◆ **WHAT YOU HAVE TO DO**: Among the lines of this listing, determine how many contain the string "Validation". Answer with the number only.
══ EXTRACTED INFORMATION
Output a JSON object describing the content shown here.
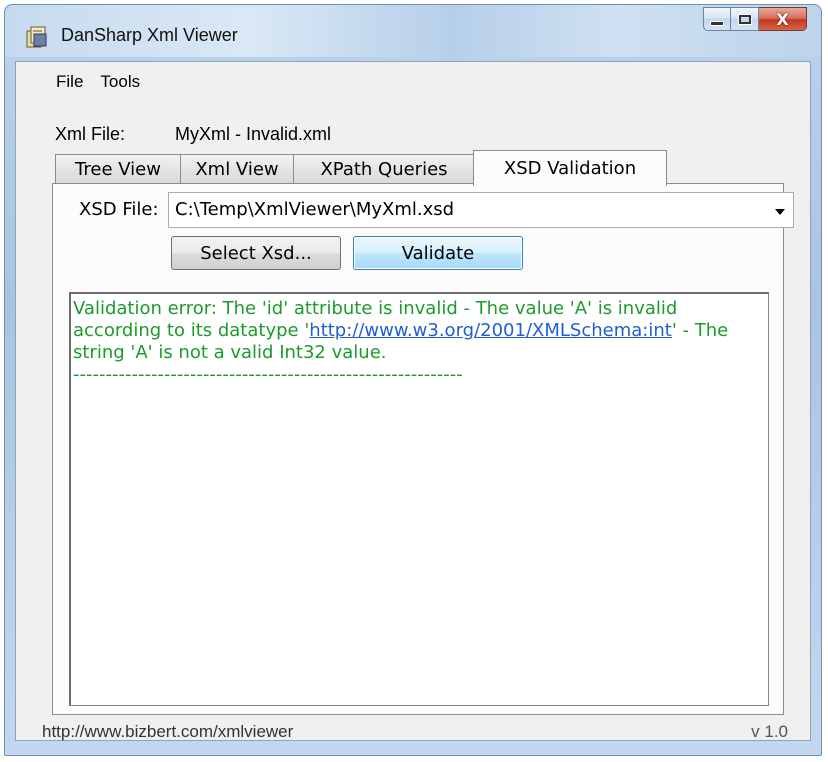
{
  "window": {
    "title": "DanSharp Xml Viewer",
    "app_icon": "app-icon",
    "caption_buttons": [
      "minimize",
      "maximize",
      "close"
    ],
    "close_glyph": "X"
  },
  "menu": {
    "items": [
      {
        "label": "File"
      },
      {
        "label": "Tools"
      }
    ]
  },
  "file_info": {
    "label": "Xml File:",
    "name": "MyXml - Invalid.xml"
  },
  "tabs": [
    {
      "label": "Tree View",
      "active": false
    },
    {
      "label": "Xml View",
      "active": false
    },
    {
      "label": "XPath Queries",
      "active": false
    },
    {
      "label": "XSD Validation",
      "active": true
    }
  ],
  "xsd": {
    "label": "XSD File:",
    "selected": "C:\\Temp\\XmlViewer\\MyXml.xsd",
    "select_button": "Select Xsd...",
    "validate_button": "Validate"
  },
  "results": {
    "text_before_link": "Validation error: The 'id' attribute is invalid - The value 'A' is invalid according to its datatype '",
    "link": "http://www.w3.org/2001/XMLSchema:int",
    "text_after_link": "' - The string 'A' is not a valid Int32 value.",
    "separator": "------------------------------------------------------------",
    "text_color": "#1c9b2c",
    "link_color": "#1f5fd6"
  },
  "status": {
    "url": "http://www.bizbert.com/xmlviewer",
    "version": "v 1.0"
  }
}
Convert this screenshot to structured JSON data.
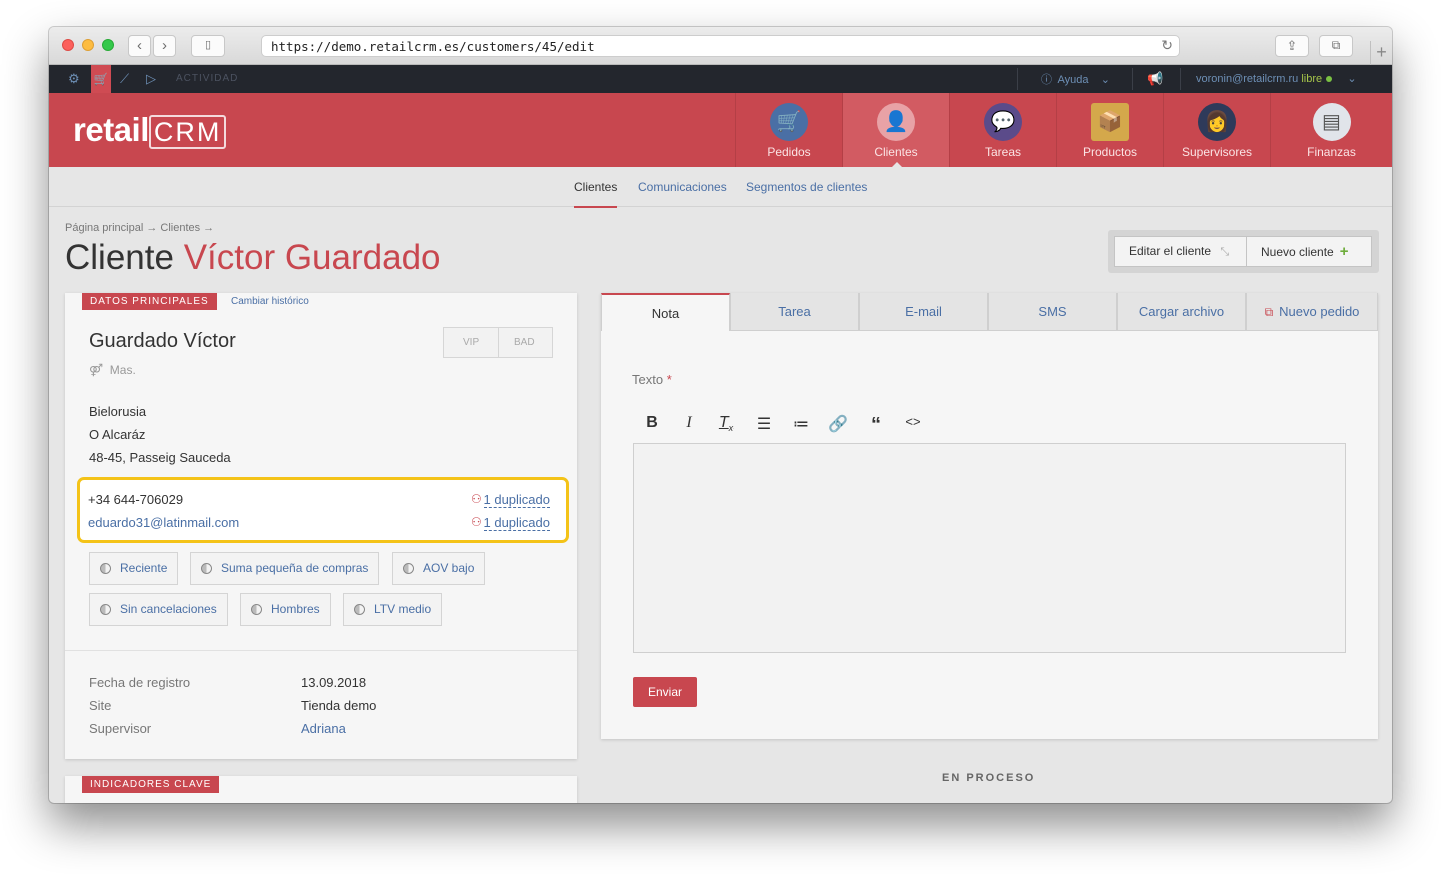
════
◆ **OUTPUT OF THE TASK**: 2